* **Set task**: The records below must be output exactly, without pictures.

* **Material for this exercise**:
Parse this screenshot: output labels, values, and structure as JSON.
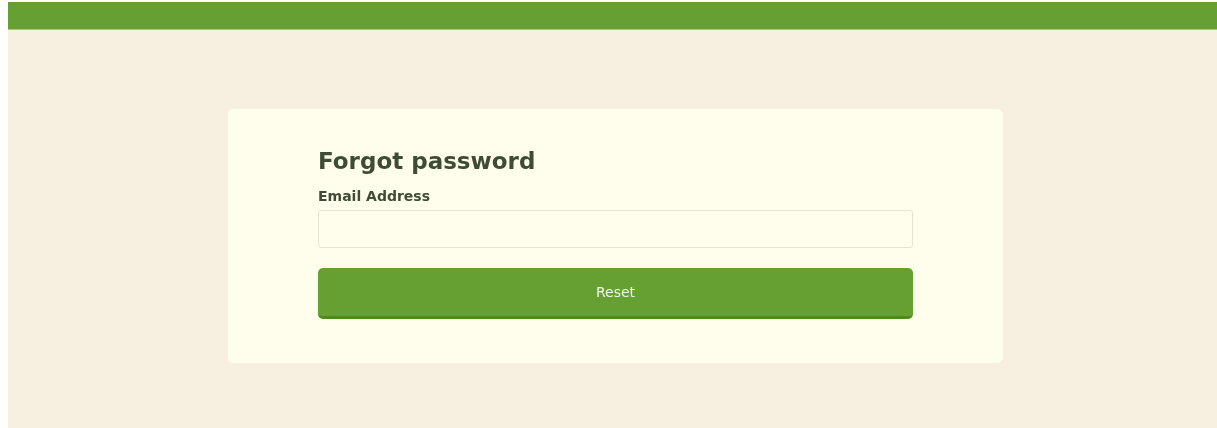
{
  "form": {
    "title": "Forgot password",
    "fields": [
      {
        "label": "Email Address"
      }
    ],
    "submit": "Reset"
  }
}
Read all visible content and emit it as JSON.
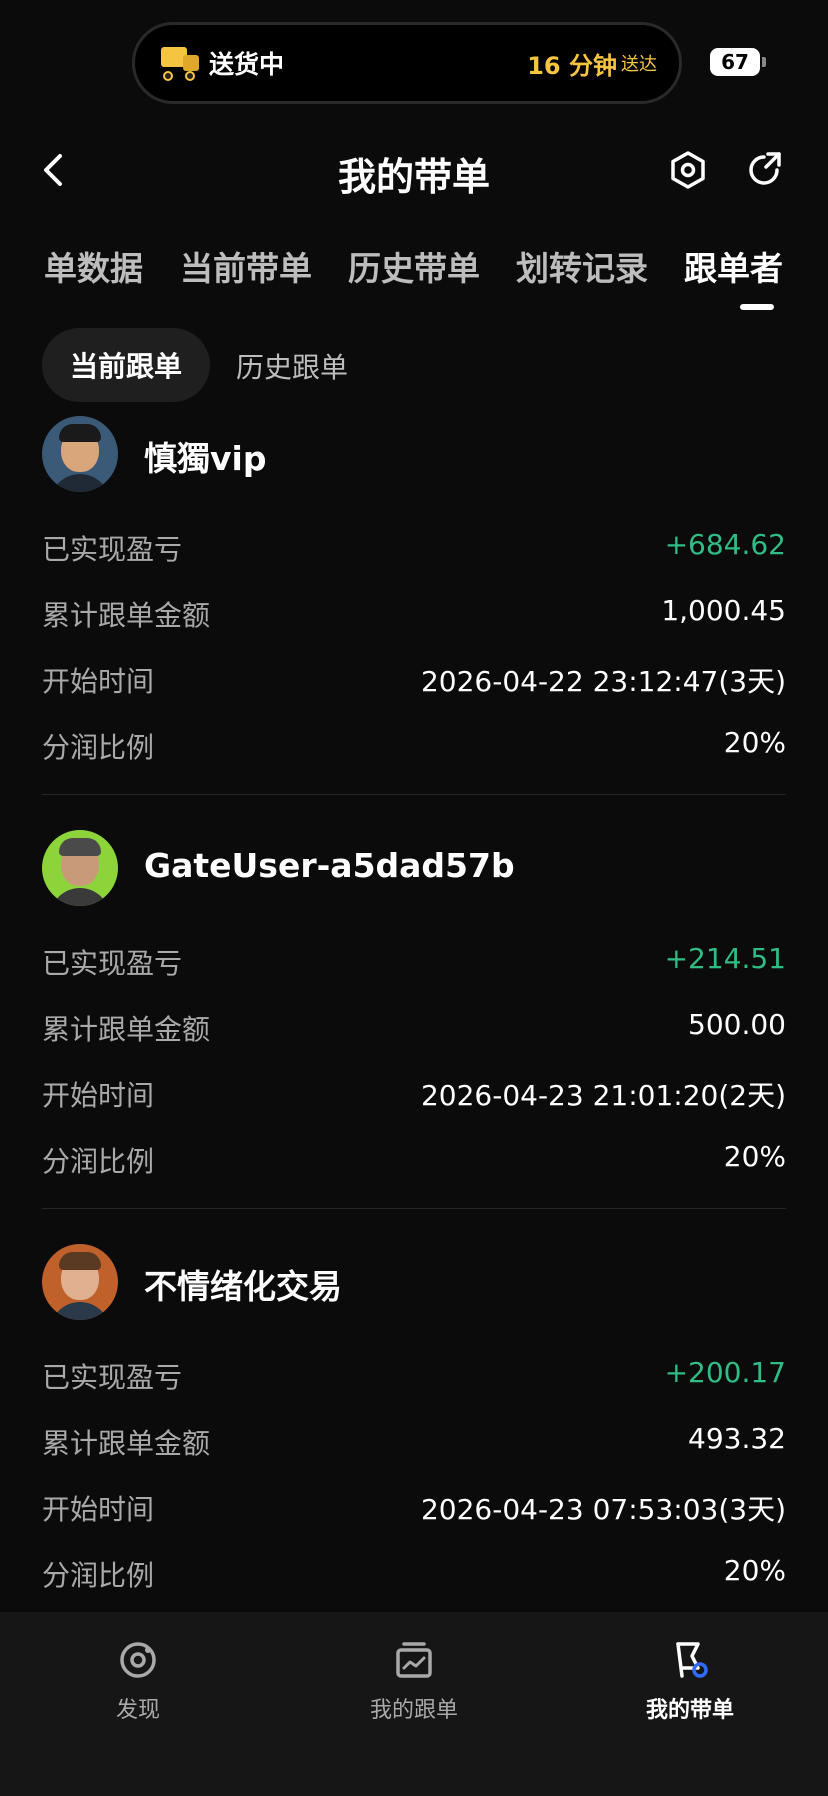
{
  "status_bar": {
    "delivery_status": "送货中",
    "eta": "16 分钟",
    "eta_suffix": "送达",
    "battery": "67"
  },
  "header": {
    "title": "我的带单"
  },
  "tabs": [
    {
      "label": "单数据"
    },
    {
      "label": "当前带单"
    },
    {
      "label": "历史带单"
    },
    {
      "label": "划转记录"
    },
    {
      "label": "跟单者",
      "active": true
    }
  ],
  "subtabs": [
    {
      "label": "当前跟单",
      "active": true
    },
    {
      "label": "历史跟单"
    }
  ],
  "followers": [
    {
      "name": "慎獨vip",
      "rows": [
        {
          "label": "已实现盈亏",
          "value": "+684.62"
        },
        {
          "label": "累计跟单金额",
          "value": "1,000.45"
        },
        {
          "label": "开始时间",
          "value": "2026-04-22 23:12:47(3天)"
        },
        {
          "label": "分润比例",
          "value": "20%"
        }
      ]
    },
    {
      "name": "GateUser-a5dad57b",
      "rows": [
        {
          "label": "已实现盈亏",
          "value": "+214.51"
        },
        {
          "label": "累计跟单金额",
          "value": "500.00"
        },
        {
          "label": "开始时间",
          "value": "2026-04-23 21:01:20(2天)"
        },
        {
          "label": "分润比例",
          "value": "20%"
        }
      ]
    },
    {
      "name": "不情绪化交易",
      "rows": [
        {
          "label": "已实现盈亏",
          "value": "+200.17"
        },
        {
          "label": "累计跟单金额",
          "value": "493.32"
        },
        {
          "label": "开始时间",
          "value": "2026-04-23 07:53:03(3天)"
        },
        {
          "label": "分润比例",
          "value": "20%"
        }
      ]
    }
  ],
  "bottom_nav": [
    {
      "label": "发现",
      "icon": "discover-icon"
    },
    {
      "label": "我的跟单",
      "icon": "chart-box-icon"
    },
    {
      "label": "我的带单",
      "icon": "flag-icon",
      "active": true
    }
  ],
  "colors": {
    "background": "#0b0b0b",
    "profit": "#2fbd85",
    "eta": "#f5c542",
    "muted": "#a9a9a9"
  }
}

* **Response**:
Parse this screenshot: output labels, values, and structure as JSON.
{
  "form": {
    "title": "Forgot password",
    "fields": [
      {
        "label": "Email Address"
      }
    ],
    "submit": "Reset"
  }
}
Read all visible content and emit it as JSON.
{
  "status_bar": {
    "delivery_status": "送货中",
    "eta": "16 分钟",
    "eta_suffix": "送达",
    "battery": "67"
  },
  "header": {
    "title": "我的带单"
  },
  "tabs": [
    {
      "label": "单数据"
    },
    {
      "label": "当前带单"
    },
    {
      "label": "历史带单"
    },
    {
      "label": "划转记录"
    },
    {
      "label": "跟单者",
      "active": true
    }
  ],
  "subtabs": [
    {
      "label": "当前跟单",
      "active": true
    },
    {
      "label": "历史跟单"
    }
  ],
  "followers": [
    {
      "name": "慎獨vip",
      "rows": [
        {
          "label": "已实现盈亏",
          "value": "+684.62"
        },
        {
          "label": "累计跟单金额",
          "value": "1,000.45"
        },
        {
          "label": "开始时间",
          "value": "2026-04-22 23:12:47(3天)"
        },
        {
          "label": "分润比例",
          "value": "20%"
        }
      ]
    },
    {
      "name": "GateUser-a5dad57b",
      "rows": [
        {
          "label": "已实现盈亏",
          "value": "+214.51"
        },
        {
          "label": "累计跟单金额",
          "value": "500.00"
        },
        {
          "label": "开始时间",
          "value": "2026-04-23 21:01:20(2天)"
        },
        {
          "label": "分润比例",
          "value": "20%"
        }
      ]
    },
    {
      "name": "不情绪化交易",
      "rows": [
        {
          "label": "已实现盈亏",
          "value": "+200.17"
        },
        {
          "label": "累计跟单金额",
          "value": "493.32"
        },
        {
          "label": "开始时间",
          "value": "2026-04-23 07:53:03(3天)"
        },
        {
          "label": "分润比例",
          "value": "20%"
        }
      ]
    }
  ],
  "bottom_nav": [
    {
      "label": "发现",
      "icon": "discover-icon"
    },
    {
      "label": "我的跟单",
      "icon": "chart-box-icon"
    },
    {
      "label": "我的带单",
      "icon": "flag-icon",
      "active": true
    }
  ],
  "colors": {
    "background": "#0b0b0b",
    "profit": "#2fbd85",
    "eta": "#f5c542",
    "muted": "#a9a9a9"
  }
}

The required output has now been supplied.